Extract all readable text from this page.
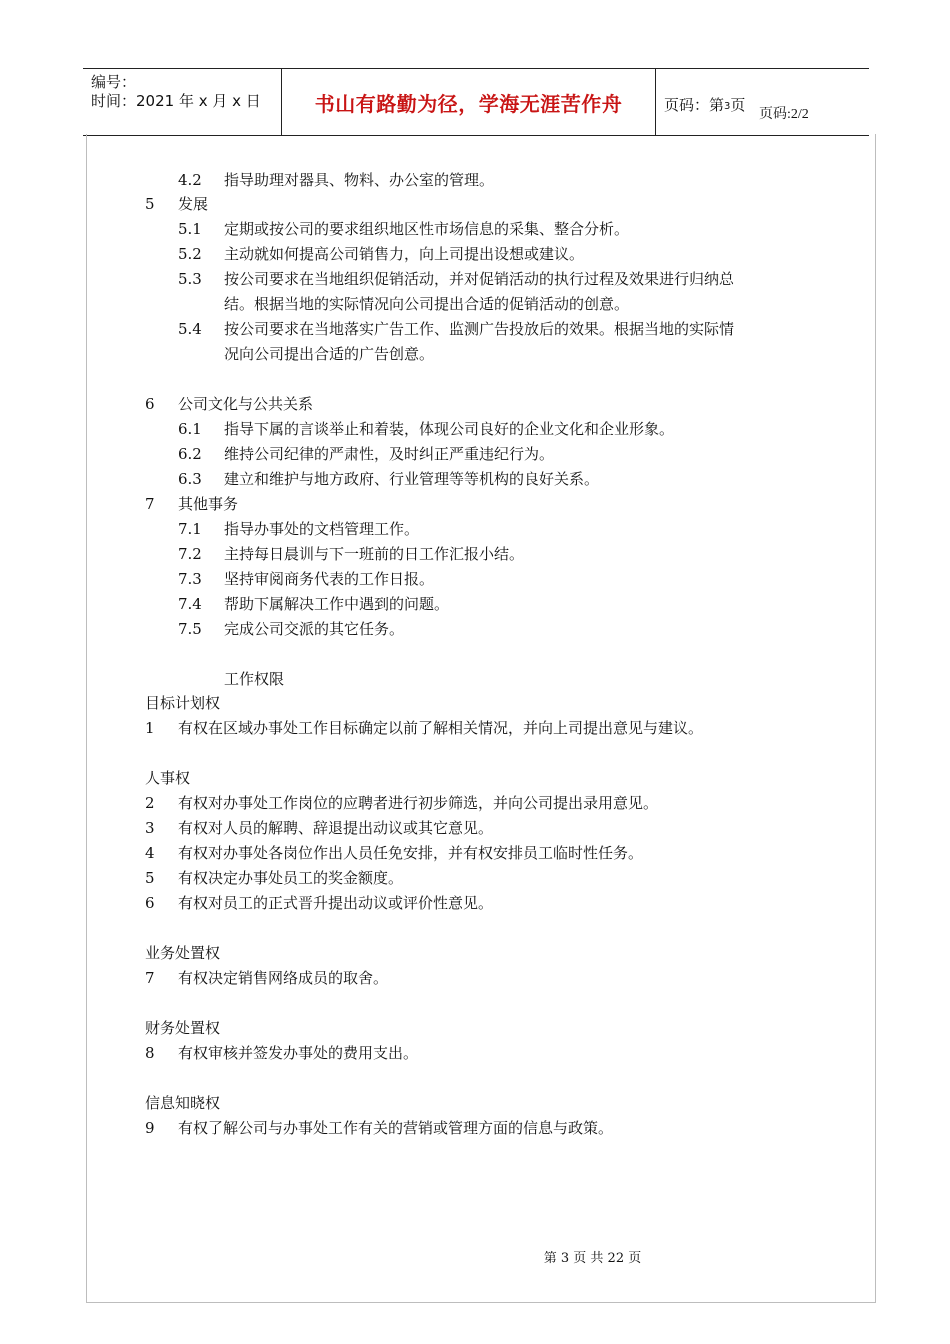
编号：
时间：2021 年 x 月 x 日	书山有路勤为径，学海无涯苦作舟	页码：第3页
页码:2/2
4.2 指导助理对器具、物料、办公室的管理。
5 发展
5.1 定期或按公司的要求组织地区性市场信息的采集、整合分析。
5.2 主动就如何提高公司销售力，向上司提出设想或建议。
5.3 按公司要求在当地组织促销活动，并对促销活动的执行过程及效果进行归纳总
结。根据当地的实际情况向公司提出合适的促销活动的创意。
5.4 按公司要求在当地落实广告工作、监测广告投放后的效果。根据当地的实际情
况向公司提出合适的广告创意。
6 公司文化与公共关系
6.1 指导下属的言谈举止和着装，体现公司良好的企业文化和企业形象。
6.2 维持公司纪律的严肃性，及时纠正严重违纪行为。
6.3 建立和维护与地方政府、行业管理等等机构的良好关系。
7 其他事务
7.1 指导办事处的文档管理工作。
7.2 主持每日晨训与下一班前的日工作汇报小结。
7.3 坚持审阅商务代表的工作日报。
7.4 帮助下属解决工作中遇到的问题。
7.5 完成公司交派的其它任务。
工作权限
目标计划权
1 有权在区域办事处工作目标确定以前了解相关情况，并向上司提出意见与建议。
人事权
2 有权对办事处工作岗位的应聘者进行初步筛选，并向公司提出录用意见。
3 有权对人员的解聘、辞退提出动议或其它意见。
4 有权对办事处各岗位作出人员任免安排，并有权安排员工临时性任务。
5 有权决定办事处员工的奖金额度。
6 有权对员工的正式晋升提出动议或评价性意见。
业务处置权
7 有权决定销售网络成员的取舍。
财务处置权
8 有权审核并签发办事处的费用支出。
信息知晓权
9 有权了解公司与办事处工作有关的营销或管理方面的信息与政策。
第 3 页 共 22 页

WHAT IS ASKED
Exclude every picture and copy the remaining data exactly.

SOLVED EXERCISE
Extract all readable text from this page.
编号：
时间：2021 年 x 月 x 日	书山有路勤为径，学海无涯苦作舟	页码：第3页
页码:2/2
4.2 指导助理对器具、物料、办公室的管理。
5 发展
5.1 定期或按公司的要求组织地区性市场信息的采集、整合分析。
5.2 主动就如何提高公司销售力，向上司提出设想或建议。
5.3 按公司要求在当地组织促销活动，并对促销活动的执行过程及效果进行归纳总
结。根据当地的实际情况向公司提出合适的促销活动的创意。
5.4 按公司要求在当地落实广告工作、监测广告投放后的效果。根据当地的实际情
况向公司提出合适的广告创意。
6 公司文化与公共关系
6.1 指导下属的言谈举止和着装，体现公司良好的企业文化和企业形象。
6.2 维持公司纪律的严肃性，及时纠正严重违纪行为。
6.3 建立和维护与地方政府、行业管理等等机构的良好关系。
7 其他事务
7.1 指导办事处的文档管理工作。
7.2 主持每日晨训与下一班前的日工作汇报小结。
7.3 坚持审阅商务代表的工作日报。
7.4 帮助下属解决工作中遇到的问题。
7.5 完成公司交派的其它任务。
工作权限
目标计划权
1 有权在区域办事处工作目标确定以前了解相关情况，并向上司提出意见与建议。
人事权
2 有权对办事处工作岗位的应聘者进行初步筛选，并向公司提出录用意见。
3 有权对人员的解聘、辞退提出动议或其它意见。
4 有权对办事处各岗位作出人员任免安排，并有权安排员工临时性任务。
5 有权决定办事处员工的奖金额度。
6 有权对员工的正式晋升提出动议或评价性意见。
业务处置权
7 有权决定销售网络成员的取舍。
财务处置权
8 有权审核并签发办事处的费用支出。
信息知晓权
9 有权了解公司与办事处工作有关的营销或管理方面的信息与政策。
第 3 页 共 22 页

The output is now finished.